**Stated problem**:
Print the entries verbatim, leaving out the images they contain.

**Material for this exercise**:
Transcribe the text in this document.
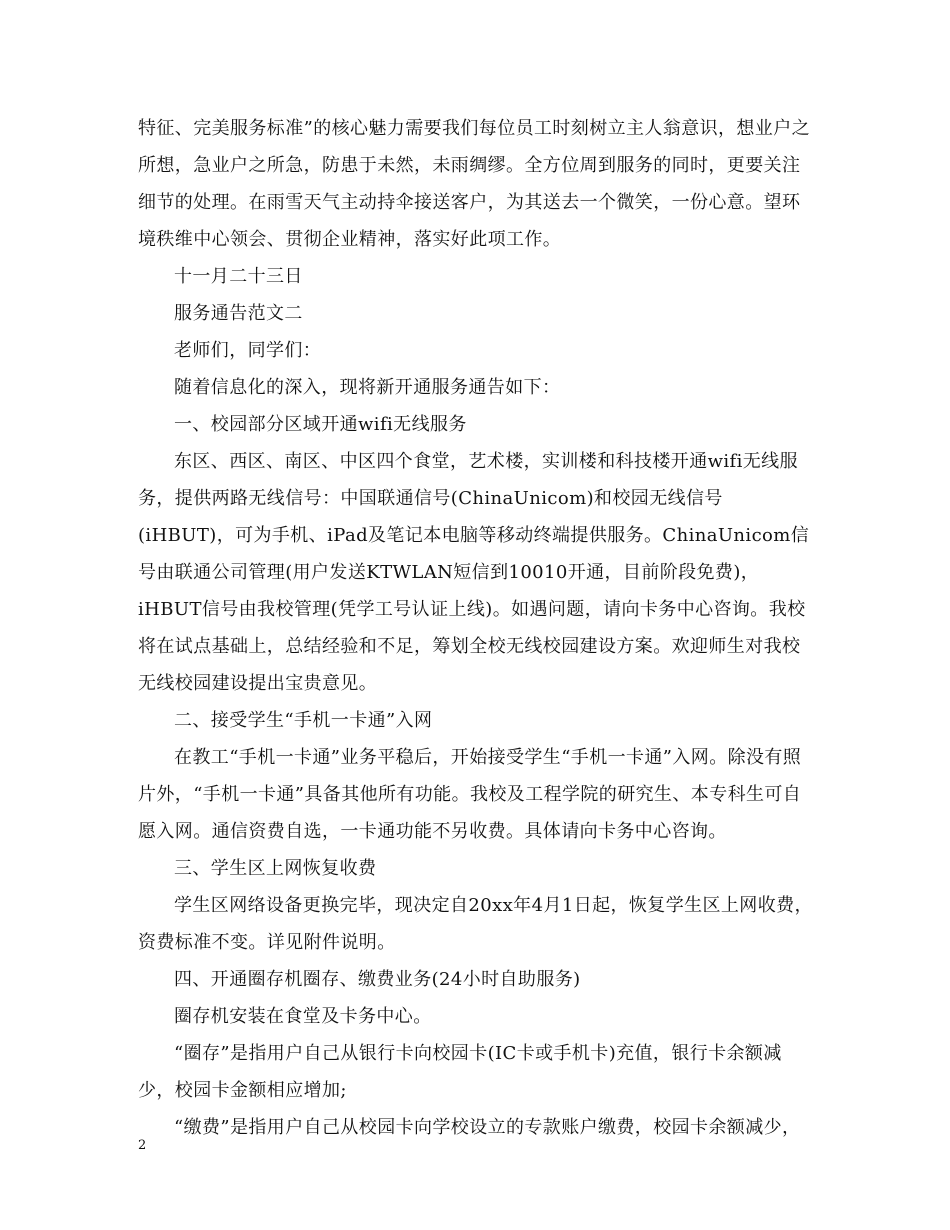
特征、完美服务标准”的核心魅力需要我们每位员工时刻树立主人翁意识，想业户之所想，急业户之所急，防患于未然，未雨绸缪。全方位周到服务的同时，更要关注细节的处理。在雨雪天气主动持伞接送客户，为其送去一个微笑，一份心意。望环境秩维中心领会、贯彻企业精神，落实好此项工作。

十一月二十三日

服务通告范文二

老师们，同学们：

随着信息化的深入，现将新开通服务通告如下：

一、校园部分区域开通wifi无线服务

东区、西区、南区、中区四个食堂，艺术楼，实训楼和科技楼开通wifi无线服务，提供两路无线信号：中国联通信号(ChinaUnicom)和校园无线信号(iHBUT)，可为手机、iPad及笔记本电脑等移动终端提供服务。ChinaUnicom信号由联通公司管理(用户发送KTWLAN短信到10010开通，目前阶段免费)，iHBUT信号由我校管理(凭学工号认证上线)。如遇问题，请向卡务中心咨询。我校将在试点基础上，总结经验和不足，筹划全校无线校园建设方案。欢迎师生对我校无线校园建设提出宝贵意见。

二、接受学生“手机一卡通”入网

在教工“手机一卡通”业务平稳后，开始接受学生“手机一卡通”入网。除没有照片外，“手机一卡通”具备其他所有功能。我校及工程学院的研究生、本专科生可自愿入网。通信资费自选，一卡通功能不另收费。具体请向卡务中心咨询。

三、学生区上网恢复收费

学生区网络设备更换完毕，现决定自20xx年4月1日起，恢复学生区上网收费，资费标准不变。详见附件说明。

四、开通圈存机圈存、缴费业务(24小时自助服务)

圈存机安装在食堂及卡务中心。

“圈存”是指用户自己从银行卡向校园卡(IC卡或手机卡)充值，银行卡余额减少，校园卡金额相应增加;

“缴费”是指用户自己从校园卡向学校设立的专款账户缴费，校园卡余额减少，

2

**Worked solution**:
Transcribe the text in this document.
特征、完美服务标准”的核心魅力需要我们每位员工时刻树立主人翁意识，想业户之所想，急业户之所急，防患于未然，未雨绸缪。全方位周到服务的同时，更要关注细节的处理。在雨雪天气主动持伞接送客户，为其送去一个微笑，一份心意。望环境秩维中心领会、贯彻企业精神，落实好此项工作。

十一月二十三日

服务通告范文二

老师们，同学们：

随着信息化的深入，现将新开通服务通告如下：

一、校园部分区域开通wifi无线服务

东区、西区、南区、中区四个食堂，艺术楼，实训楼和科技楼开通wifi无线服务，提供两路无线信号：中国联通信号(ChinaUnicom)和校园无线信号(iHBUT)，可为手机、iPad及笔记本电脑等移动终端提供服务。ChinaUnicom信号由联通公司管理(用户发送KTWLAN短信到10010开通，目前阶段免费)，iHBUT信号由我校管理(凭学工号认证上线)。如遇问题，请向卡务中心咨询。我校将在试点基础上，总结经验和不足，筹划全校无线校园建设方案。欢迎师生对我校无线校园建设提出宝贵意见。

二、接受学生“手机一卡通”入网

在教工“手机一卡通”业务平稳后，开始接受学生“手机一卡通”入网。除没有照片外，“手机一卡通”具备其他所有功能。我校及工程学院的研究生、本专科生可自愿入网。通信资费自选，一卡通功能不另收费。具体请向卡务中心咨询。

三、学生区上网恢复收费

学生区网络设备更换完毕，现决定自20xx年4月1日起，恢复学生区上网收费，资费标准不变。详见附件说明。

四、开通圈存机圈存、缴费业务(24小时自助服务)

圈存机安装在食堂及卡务中心。

“圈存”是指用户自己从银行卡向校园卡(IC卡或手机卡)充值，银行卡余额减少，校园卡金额相应增加;

“缴费”是指用户自己从校园卡向学校设立的专款账户缴费，校园卡余额减少，

2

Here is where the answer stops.